## Job
In the entries below, find every line with "пунктами" and copy it.

## Source records
--- START ---

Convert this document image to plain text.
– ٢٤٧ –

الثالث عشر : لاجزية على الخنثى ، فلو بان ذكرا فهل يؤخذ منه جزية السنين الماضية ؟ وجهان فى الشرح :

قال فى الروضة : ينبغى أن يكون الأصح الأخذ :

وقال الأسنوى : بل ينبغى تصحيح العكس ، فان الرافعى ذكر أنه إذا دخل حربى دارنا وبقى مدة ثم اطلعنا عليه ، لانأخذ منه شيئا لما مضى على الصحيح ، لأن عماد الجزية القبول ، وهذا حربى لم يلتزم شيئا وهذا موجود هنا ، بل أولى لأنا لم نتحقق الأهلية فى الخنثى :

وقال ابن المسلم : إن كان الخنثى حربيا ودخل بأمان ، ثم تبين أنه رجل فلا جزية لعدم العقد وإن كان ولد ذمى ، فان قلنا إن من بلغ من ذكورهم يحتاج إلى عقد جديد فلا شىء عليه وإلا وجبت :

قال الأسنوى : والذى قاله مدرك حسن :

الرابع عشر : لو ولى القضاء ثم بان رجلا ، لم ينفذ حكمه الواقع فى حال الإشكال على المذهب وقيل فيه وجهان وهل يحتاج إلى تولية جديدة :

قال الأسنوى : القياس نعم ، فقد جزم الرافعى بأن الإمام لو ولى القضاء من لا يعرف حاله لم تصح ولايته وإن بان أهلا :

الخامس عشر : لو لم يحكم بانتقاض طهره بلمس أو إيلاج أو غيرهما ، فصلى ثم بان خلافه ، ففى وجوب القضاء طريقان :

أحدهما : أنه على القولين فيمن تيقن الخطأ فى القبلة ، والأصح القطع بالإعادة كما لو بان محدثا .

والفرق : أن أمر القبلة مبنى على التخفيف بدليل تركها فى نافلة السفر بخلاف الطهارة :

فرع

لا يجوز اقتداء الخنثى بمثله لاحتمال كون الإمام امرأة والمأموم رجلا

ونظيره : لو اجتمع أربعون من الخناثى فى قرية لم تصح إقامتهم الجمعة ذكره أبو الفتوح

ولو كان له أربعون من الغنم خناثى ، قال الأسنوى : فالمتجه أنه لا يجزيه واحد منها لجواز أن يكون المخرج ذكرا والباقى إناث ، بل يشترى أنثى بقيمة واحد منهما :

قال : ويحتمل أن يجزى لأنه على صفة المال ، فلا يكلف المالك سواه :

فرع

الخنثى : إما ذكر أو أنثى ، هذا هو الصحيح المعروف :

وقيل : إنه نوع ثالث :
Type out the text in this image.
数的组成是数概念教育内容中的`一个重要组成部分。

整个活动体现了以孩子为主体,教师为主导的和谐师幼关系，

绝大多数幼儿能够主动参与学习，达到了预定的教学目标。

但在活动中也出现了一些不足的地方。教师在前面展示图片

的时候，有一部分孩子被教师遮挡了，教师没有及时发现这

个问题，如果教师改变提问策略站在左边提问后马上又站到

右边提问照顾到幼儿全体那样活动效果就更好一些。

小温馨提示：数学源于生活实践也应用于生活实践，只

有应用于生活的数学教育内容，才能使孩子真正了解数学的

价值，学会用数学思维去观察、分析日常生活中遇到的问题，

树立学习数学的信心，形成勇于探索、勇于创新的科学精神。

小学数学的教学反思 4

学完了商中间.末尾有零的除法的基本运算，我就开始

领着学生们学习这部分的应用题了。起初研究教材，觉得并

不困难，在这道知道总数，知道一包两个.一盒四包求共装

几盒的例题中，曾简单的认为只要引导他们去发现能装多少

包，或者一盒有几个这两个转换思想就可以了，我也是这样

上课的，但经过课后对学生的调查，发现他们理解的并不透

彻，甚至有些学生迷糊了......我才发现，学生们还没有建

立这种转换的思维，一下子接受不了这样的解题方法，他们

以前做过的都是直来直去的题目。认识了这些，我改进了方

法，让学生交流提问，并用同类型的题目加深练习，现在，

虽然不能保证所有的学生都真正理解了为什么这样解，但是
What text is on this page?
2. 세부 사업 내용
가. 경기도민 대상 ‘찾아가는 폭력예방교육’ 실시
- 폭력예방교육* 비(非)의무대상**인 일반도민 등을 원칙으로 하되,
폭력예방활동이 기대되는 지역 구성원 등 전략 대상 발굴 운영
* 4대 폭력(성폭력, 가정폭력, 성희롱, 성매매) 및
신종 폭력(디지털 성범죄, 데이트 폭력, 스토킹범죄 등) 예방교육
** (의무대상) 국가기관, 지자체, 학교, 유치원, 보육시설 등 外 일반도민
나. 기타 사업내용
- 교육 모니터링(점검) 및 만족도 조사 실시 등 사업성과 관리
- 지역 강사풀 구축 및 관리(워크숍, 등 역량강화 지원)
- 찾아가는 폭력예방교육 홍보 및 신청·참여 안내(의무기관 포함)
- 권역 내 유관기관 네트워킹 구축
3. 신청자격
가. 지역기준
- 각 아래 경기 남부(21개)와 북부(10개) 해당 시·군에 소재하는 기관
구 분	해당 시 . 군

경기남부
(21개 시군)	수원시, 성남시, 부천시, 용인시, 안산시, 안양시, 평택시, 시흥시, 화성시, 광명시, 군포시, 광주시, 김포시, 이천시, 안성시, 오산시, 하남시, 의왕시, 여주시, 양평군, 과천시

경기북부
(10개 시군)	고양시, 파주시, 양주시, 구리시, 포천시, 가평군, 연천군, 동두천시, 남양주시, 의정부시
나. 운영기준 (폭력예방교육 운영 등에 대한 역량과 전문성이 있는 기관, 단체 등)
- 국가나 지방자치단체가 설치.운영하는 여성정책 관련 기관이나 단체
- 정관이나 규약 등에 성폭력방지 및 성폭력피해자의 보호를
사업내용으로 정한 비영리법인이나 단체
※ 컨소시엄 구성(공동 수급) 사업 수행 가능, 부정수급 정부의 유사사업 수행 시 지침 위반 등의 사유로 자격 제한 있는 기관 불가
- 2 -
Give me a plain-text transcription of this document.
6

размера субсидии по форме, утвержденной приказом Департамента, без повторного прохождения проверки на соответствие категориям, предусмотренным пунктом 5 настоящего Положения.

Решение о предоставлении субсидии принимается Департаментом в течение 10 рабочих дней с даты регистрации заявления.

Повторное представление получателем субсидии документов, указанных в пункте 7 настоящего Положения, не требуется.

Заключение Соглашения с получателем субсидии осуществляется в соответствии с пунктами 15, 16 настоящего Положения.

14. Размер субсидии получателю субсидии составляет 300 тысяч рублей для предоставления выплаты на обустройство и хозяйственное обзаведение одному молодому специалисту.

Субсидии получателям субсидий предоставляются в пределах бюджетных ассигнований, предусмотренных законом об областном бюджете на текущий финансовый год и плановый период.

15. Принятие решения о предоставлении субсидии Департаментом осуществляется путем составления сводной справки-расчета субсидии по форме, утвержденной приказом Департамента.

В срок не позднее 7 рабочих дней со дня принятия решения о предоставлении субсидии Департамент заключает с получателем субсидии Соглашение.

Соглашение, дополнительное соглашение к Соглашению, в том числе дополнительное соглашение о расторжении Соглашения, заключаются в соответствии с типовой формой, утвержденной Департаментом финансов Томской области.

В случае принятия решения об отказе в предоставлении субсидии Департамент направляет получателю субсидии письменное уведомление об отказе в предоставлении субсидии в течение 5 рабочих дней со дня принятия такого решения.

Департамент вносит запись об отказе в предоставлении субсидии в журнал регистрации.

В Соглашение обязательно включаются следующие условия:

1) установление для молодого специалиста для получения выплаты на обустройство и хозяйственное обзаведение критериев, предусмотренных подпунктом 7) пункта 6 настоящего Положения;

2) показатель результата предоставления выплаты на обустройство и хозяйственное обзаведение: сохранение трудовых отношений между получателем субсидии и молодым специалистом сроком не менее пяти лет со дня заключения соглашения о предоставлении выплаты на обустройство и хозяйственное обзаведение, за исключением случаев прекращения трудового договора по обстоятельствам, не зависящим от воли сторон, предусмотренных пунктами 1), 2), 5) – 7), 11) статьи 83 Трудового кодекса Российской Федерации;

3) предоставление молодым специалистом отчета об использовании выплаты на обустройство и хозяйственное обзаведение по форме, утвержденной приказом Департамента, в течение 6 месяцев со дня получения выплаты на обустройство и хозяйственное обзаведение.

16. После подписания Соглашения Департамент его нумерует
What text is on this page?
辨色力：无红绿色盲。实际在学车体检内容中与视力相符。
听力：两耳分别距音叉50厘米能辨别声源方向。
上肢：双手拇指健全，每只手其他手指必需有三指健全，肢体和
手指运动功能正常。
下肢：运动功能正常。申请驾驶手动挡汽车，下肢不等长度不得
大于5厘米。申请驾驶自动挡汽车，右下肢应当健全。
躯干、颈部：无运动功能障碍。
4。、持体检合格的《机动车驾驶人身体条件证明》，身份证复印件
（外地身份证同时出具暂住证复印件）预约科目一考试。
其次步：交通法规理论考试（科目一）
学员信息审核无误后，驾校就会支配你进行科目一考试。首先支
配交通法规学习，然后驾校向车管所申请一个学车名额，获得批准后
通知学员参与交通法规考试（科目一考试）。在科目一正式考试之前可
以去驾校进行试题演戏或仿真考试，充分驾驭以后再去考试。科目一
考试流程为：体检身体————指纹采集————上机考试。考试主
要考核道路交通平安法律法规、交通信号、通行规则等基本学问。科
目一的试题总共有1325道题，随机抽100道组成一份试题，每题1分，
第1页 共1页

--- END ---

## Output for this exercise
Заключение Соглашения с получателем субсидии осуществляется в соответствии с пунктами 15, 16 настоящего Положения.
2) показатель результата предоставления выплаты на обустройство и хозяйственное обзаведение: сохранение трудовых отношений между получателем субсидии и молодым специалистом сроком не менее пяти лет со дня заключения соглашения о предоставлении выплаты на обустройство и хозяйственное обзаведение, за исключением случаев прекращения трудового договора по обстоятельствам, не зависящим от воли сторон, предусмотренных пунктами 1), 2), 5) – 7), 11) статьи 83 Трудового кодекса Российской Федерации;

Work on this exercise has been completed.